◆ **What is being asked**
Reproduce the data word for word, from its first line through the line containing "zoom-in-icon[interactable] xyxy=(898,859,924,885)", with both of those lines included.

◆ **Data supplied**
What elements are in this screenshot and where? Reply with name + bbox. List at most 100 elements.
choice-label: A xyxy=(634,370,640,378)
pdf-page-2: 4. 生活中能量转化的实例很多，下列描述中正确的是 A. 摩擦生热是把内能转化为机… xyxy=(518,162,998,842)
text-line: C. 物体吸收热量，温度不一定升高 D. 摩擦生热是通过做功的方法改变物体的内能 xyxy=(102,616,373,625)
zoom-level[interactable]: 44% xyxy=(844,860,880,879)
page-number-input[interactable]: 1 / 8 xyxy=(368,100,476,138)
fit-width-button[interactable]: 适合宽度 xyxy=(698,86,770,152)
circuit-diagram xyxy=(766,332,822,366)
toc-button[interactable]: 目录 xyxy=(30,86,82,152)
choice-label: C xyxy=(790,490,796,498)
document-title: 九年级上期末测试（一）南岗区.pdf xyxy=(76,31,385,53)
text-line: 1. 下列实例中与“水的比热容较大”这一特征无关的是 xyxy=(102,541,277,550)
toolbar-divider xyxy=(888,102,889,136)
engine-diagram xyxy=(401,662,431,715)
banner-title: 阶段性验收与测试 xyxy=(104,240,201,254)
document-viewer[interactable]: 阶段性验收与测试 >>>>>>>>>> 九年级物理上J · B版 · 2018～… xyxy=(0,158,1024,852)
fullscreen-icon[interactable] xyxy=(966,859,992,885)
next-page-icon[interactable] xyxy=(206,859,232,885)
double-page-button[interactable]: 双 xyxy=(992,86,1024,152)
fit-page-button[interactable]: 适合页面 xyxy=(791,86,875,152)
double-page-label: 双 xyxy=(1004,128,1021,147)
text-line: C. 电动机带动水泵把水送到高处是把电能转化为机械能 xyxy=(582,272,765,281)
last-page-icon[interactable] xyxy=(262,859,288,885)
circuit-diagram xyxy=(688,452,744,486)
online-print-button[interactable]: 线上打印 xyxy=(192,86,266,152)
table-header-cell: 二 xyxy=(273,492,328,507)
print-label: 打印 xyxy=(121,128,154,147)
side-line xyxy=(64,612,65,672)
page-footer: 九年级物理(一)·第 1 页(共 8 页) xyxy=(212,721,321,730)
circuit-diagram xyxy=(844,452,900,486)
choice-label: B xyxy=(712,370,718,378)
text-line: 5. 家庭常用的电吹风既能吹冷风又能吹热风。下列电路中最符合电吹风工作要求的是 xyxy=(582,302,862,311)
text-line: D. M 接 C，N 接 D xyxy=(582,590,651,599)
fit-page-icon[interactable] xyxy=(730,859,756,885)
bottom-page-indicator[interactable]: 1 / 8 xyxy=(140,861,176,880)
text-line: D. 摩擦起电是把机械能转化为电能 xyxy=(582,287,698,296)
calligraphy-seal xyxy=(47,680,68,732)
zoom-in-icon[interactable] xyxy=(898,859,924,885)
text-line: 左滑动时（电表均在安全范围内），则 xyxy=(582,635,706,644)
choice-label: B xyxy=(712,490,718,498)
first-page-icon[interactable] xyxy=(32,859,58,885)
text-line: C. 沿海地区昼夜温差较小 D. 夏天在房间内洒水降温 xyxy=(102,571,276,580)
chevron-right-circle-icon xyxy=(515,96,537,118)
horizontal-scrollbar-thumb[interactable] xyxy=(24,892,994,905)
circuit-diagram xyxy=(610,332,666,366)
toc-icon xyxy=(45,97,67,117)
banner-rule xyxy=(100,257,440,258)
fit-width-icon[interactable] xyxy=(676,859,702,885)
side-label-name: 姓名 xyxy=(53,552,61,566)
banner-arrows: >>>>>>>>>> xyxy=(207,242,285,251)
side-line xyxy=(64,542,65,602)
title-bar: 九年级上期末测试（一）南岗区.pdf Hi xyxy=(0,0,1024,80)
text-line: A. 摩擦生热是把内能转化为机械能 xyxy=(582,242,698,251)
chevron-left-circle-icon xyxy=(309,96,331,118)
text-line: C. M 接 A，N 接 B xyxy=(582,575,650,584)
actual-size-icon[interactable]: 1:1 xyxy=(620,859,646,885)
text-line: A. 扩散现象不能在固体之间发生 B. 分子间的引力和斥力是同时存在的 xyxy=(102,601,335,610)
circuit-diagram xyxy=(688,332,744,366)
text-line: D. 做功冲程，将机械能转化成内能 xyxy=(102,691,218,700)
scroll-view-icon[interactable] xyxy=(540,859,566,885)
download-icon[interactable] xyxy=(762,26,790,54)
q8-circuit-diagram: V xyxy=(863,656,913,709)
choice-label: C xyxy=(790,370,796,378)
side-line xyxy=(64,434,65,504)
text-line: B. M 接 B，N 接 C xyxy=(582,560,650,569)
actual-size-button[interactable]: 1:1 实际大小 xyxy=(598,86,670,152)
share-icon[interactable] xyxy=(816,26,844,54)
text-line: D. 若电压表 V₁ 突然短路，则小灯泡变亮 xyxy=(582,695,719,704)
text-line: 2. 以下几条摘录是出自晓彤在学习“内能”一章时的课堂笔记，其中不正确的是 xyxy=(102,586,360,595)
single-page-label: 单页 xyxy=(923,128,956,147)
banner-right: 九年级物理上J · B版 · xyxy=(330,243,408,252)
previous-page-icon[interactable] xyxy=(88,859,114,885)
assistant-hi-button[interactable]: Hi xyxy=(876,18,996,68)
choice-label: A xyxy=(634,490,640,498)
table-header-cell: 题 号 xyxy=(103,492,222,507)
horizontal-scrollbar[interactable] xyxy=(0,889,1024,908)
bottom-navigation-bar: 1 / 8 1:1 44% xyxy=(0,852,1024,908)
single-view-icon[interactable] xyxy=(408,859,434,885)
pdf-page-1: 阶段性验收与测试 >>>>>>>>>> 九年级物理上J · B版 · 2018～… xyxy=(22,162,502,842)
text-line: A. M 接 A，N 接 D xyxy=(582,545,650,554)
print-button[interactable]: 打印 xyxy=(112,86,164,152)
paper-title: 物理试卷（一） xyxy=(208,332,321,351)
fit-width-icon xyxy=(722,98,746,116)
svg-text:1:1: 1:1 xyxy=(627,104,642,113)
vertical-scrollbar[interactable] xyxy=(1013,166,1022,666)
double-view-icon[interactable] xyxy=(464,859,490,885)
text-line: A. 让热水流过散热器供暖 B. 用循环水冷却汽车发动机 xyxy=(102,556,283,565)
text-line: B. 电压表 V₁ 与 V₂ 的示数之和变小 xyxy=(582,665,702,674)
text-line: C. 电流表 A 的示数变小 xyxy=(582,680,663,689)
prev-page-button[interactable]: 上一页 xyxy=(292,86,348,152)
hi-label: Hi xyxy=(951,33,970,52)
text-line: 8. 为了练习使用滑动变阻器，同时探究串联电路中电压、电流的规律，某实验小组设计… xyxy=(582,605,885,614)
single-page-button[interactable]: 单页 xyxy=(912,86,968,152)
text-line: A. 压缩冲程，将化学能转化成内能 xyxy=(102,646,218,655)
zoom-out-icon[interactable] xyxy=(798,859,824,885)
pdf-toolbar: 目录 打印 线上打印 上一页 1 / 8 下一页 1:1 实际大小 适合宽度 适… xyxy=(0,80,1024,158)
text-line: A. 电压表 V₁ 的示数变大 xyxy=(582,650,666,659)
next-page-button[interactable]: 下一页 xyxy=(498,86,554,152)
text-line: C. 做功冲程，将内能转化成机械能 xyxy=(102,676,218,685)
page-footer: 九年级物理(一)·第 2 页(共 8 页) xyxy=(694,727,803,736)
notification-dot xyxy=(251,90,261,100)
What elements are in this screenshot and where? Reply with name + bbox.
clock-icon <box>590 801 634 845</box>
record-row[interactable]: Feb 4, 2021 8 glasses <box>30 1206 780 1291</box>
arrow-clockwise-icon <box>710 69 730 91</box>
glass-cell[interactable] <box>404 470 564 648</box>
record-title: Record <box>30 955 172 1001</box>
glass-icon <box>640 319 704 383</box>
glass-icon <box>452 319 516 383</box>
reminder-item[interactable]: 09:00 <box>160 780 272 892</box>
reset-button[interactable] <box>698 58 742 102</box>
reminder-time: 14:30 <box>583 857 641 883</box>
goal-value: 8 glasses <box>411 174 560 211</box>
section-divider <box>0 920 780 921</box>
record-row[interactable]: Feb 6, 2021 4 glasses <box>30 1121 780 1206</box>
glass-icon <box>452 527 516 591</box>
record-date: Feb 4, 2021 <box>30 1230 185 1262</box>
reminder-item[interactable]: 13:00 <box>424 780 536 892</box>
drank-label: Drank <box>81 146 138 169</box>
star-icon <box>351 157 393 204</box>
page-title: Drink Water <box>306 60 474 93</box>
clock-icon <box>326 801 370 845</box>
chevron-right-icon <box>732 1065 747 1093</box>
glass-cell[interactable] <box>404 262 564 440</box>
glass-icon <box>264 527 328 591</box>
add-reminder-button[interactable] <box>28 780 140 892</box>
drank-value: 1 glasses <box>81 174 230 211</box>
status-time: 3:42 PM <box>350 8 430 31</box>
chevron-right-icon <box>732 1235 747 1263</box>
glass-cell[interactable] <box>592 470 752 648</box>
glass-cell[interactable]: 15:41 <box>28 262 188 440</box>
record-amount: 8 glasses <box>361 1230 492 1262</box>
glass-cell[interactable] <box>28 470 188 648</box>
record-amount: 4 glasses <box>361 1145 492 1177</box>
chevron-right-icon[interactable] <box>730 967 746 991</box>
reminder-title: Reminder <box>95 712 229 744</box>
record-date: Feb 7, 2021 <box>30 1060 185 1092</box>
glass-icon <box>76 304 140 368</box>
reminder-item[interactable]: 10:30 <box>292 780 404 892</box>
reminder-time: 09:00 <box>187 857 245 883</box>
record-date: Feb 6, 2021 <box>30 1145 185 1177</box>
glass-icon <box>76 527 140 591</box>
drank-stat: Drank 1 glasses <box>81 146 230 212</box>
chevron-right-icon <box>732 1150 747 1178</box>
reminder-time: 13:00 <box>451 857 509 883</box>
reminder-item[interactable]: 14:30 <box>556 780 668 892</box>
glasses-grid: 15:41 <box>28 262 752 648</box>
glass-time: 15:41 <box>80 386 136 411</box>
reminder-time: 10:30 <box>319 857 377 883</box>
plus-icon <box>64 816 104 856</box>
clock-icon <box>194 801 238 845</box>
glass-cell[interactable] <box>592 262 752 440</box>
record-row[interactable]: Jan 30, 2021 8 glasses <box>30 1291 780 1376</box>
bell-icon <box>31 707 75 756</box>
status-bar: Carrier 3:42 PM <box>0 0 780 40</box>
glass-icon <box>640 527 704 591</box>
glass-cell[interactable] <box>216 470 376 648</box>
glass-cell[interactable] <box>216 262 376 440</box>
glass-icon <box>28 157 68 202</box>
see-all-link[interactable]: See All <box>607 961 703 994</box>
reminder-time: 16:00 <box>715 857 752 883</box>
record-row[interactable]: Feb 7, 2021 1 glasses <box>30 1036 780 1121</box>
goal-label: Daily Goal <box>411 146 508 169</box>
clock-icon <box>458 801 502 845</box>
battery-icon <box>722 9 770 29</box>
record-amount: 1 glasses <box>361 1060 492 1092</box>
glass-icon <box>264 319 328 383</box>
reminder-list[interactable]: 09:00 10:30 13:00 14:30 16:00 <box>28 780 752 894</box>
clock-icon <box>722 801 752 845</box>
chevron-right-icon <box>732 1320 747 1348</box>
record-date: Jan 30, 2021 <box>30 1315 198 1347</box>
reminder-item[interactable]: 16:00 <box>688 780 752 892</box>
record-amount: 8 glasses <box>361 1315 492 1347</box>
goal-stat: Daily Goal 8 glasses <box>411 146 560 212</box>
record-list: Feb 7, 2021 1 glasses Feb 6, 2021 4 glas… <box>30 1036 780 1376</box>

◆ **Solution to this exercise**
What elements are in this screenshot and where? Reply with name + bbox. List at most 100 elements.
choice-label: A xyxy=(634,370,640,378)
pdf-page-2: 4. 生活中能量转化的实例很多，下列描述中正确的是 A. 摩擦生热是把内能转化为机… xyxy=(518,162,998,842)
text-line: C. 物体吸收热量，温度不一定升高 D. 摩擦生热是通过做功的方法改变物体的内能 xyxy=(102,616,373,625)
zoom-level[interactable]: 44% xyxy=(844,860,880,879)
page-number-input[interactable]: 1 / 8 xyxy=(368,100,476,138)
fit-width-button[interactable]: 适合宽度 xyxy=(698,86,770,152)
circuit-diagram xyxy=(766,332,822,366)
toc-button[interactable]: 目录 xyxy=(30,86,82,152)
choice-label: C xyxy=(790,490,796,498)
document-title: 九年级上期末测试（一）南岗区.pdf xyxy=(76,31,385,53)
text-line: 1. 下列实例中与“水的比热容较大”这一特征无关的是 xyxy=(102,541,277,550)
toolbar-divider xyxy=(888,102,889,136)
engine-diagram xyxy=(401,662,431,715)
banner-title: 阶段性验收与测试 xyxy=(104,240,201,254)
document-viewer[interactable]: 阶段性验收与测试 >>>>>>>>>> 九年级物理上J · B版 · 2018～… xyxy=(0,158,1024,852)
fullscreen-icon[interactable] xyxy=(966,859,992,885)
next-page-icon[interactable] xyxy=(206,859,232,885)
double-page-button[interactable]: 双 xyxy=(992,86,1024,152)
fit-page-button[interactable]: 适合页面 xyxy=(791,86,875,152)
double-page-label: 双 xyxy=(1004,128,1021,147)
text-line: C. 电动机带动水泵把水送到高处是把电能转化为机械能 xyxy=(582,272,765,281)
last-page-icon[interactable] xyxy=(262,859,288,885)
circuit-diagram xyxy=(688,452,744,486)
online-print-button[interactable]: 线上打印 xyxy=(192,86,266,152)
table-header-cell: 二 xyxy=(273,492,328,507)
print-label: 打印 xyxy=(121,128,154,147)
side-line xyxy=(64,612,65,672)
page-footer: 九年级物理(一)·第 1 页(共 8 页) xyxy=(212,721,321,730)
circuit-diagram xyxy=(844,452,900,486)
choice-label: B xyxy=(712,370,718,378)
text-line: 5. 家庭常用的电吹风既能吹冷风又能吹热风。下列电路中最符合电吹风工作要求的是 xyxy=(582,302,862,311)
text-line: D. M 接 C，N 接 D xyxy=(582,590,651,599)
fit-page-icon[interactable] xyxy=(730,859,756,885)
bottom-page-indicator[interactable]: 1 / 8 xyxy=(140,861,176,880)
text-line: D. 摩擦起电是把机械能转化为电能 xyxy=(582,287,698,296)
calligraphy-seal xyxy=(47,680,68,732)
zoom-in-icon[interactable] xyxy=(898,859,924,885)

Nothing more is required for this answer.